## TASK PROMPT:
Find and copy every line in the records that includes the string "things".

::::

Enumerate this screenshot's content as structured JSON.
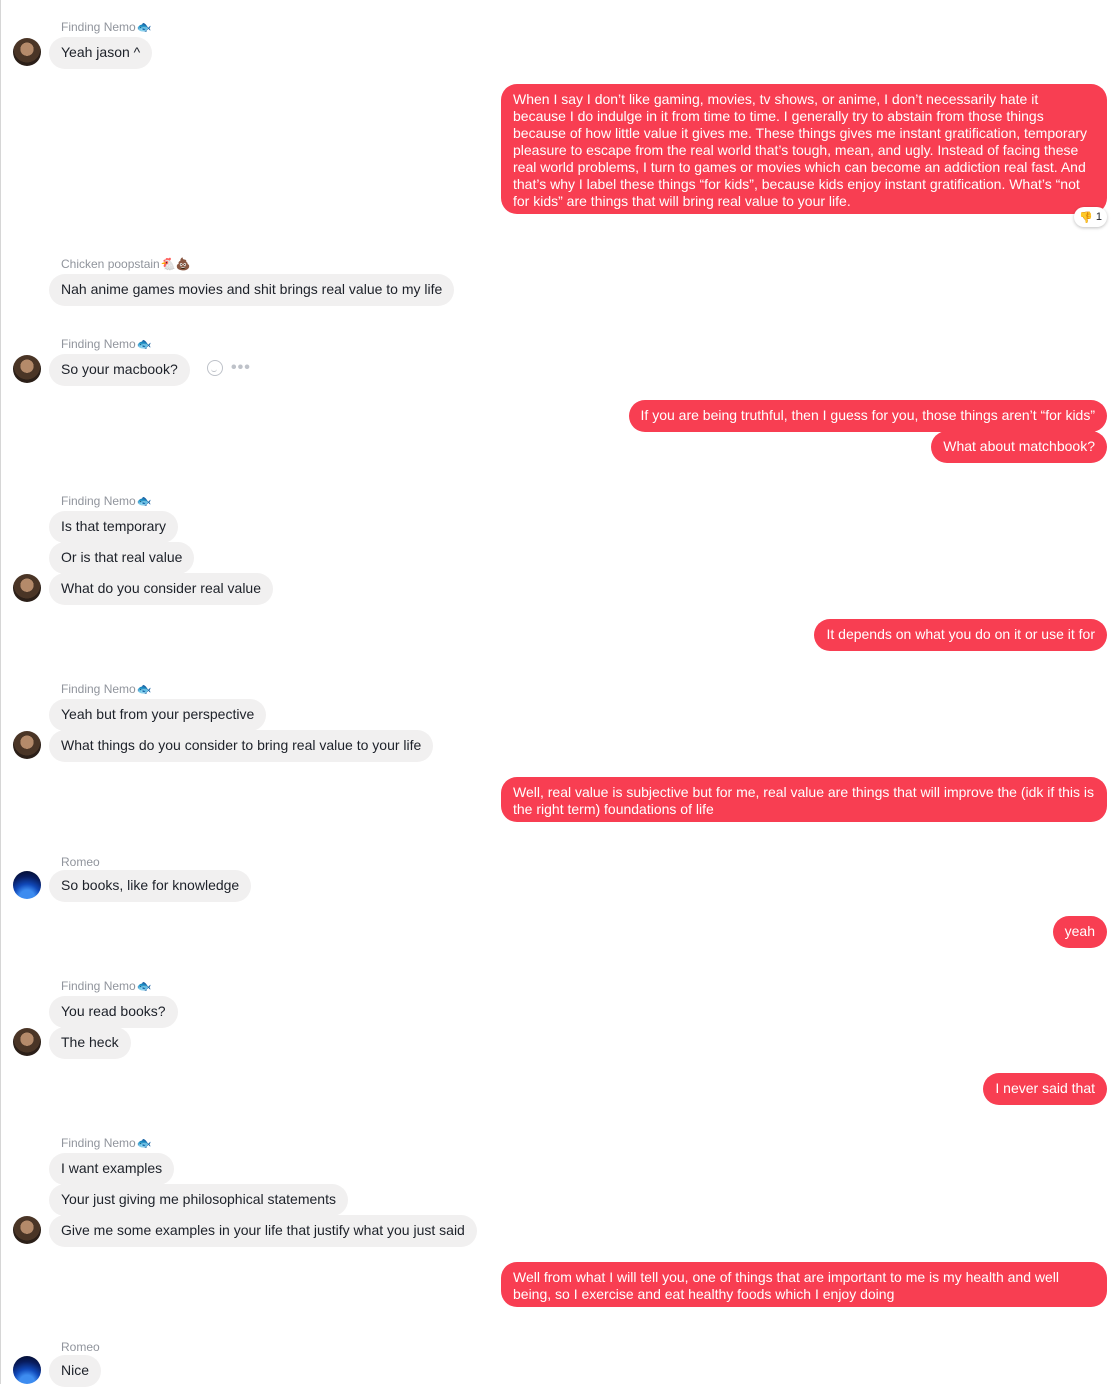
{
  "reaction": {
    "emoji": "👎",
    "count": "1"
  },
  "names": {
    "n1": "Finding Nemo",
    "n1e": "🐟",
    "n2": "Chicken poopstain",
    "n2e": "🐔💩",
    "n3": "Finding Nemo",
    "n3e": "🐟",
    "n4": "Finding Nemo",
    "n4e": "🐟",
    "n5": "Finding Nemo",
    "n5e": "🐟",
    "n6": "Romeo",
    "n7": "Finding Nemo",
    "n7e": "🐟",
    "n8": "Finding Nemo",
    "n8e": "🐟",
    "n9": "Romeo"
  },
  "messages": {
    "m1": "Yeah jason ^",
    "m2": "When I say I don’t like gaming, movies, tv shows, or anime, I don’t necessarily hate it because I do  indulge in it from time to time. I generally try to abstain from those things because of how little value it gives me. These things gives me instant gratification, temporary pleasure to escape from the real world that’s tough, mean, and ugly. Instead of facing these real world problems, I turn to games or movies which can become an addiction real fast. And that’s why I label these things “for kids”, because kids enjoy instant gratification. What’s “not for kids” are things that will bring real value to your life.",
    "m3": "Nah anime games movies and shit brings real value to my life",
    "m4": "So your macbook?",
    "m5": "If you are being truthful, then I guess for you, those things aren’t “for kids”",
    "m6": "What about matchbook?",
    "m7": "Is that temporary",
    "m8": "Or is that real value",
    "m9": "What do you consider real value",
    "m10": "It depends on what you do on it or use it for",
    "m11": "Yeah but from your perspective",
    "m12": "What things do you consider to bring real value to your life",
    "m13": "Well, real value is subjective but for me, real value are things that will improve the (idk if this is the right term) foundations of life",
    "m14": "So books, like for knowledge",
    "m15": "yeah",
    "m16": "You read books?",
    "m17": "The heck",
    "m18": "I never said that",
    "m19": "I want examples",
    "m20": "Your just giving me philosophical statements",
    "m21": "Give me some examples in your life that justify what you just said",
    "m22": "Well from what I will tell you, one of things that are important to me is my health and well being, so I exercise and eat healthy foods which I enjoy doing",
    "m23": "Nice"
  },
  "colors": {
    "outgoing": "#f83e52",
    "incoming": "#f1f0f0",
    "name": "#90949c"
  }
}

::::

## EXERCISE SOLUTION:
    "m2": "When I say I don’t like gaming, movies, tv shows, or anime, I don’t necessarily hate it because I do  indulge in it from time to time. I generally try to abstain from those things because of how little value it gives me. These things gives me instant gratification, temporary pleasure to escape from the real world that’s tough, mean, and ugly. Instead of facing these real world problems, I turn to games or movies which can become an addiction real fast. And that’s why I label these things “for kids”, because kids enjoy instant gratification. What’s “not for kids” are things that will bring real value to your life.",
    "m5": "If you are being truthful, then I guess for you, those things aren’t “for kids”",
    "m12": "What things do you consider to bring real value to your life",
    "m13": "Well, real value is subjective but for me, real value are things that will improve the (idk if this is the right term) foundations of life",
    "m22": "Well from what I will tell you, one of things that are important to me is my health and well being, so I exercise and eat healthy foods which I enjoy doing",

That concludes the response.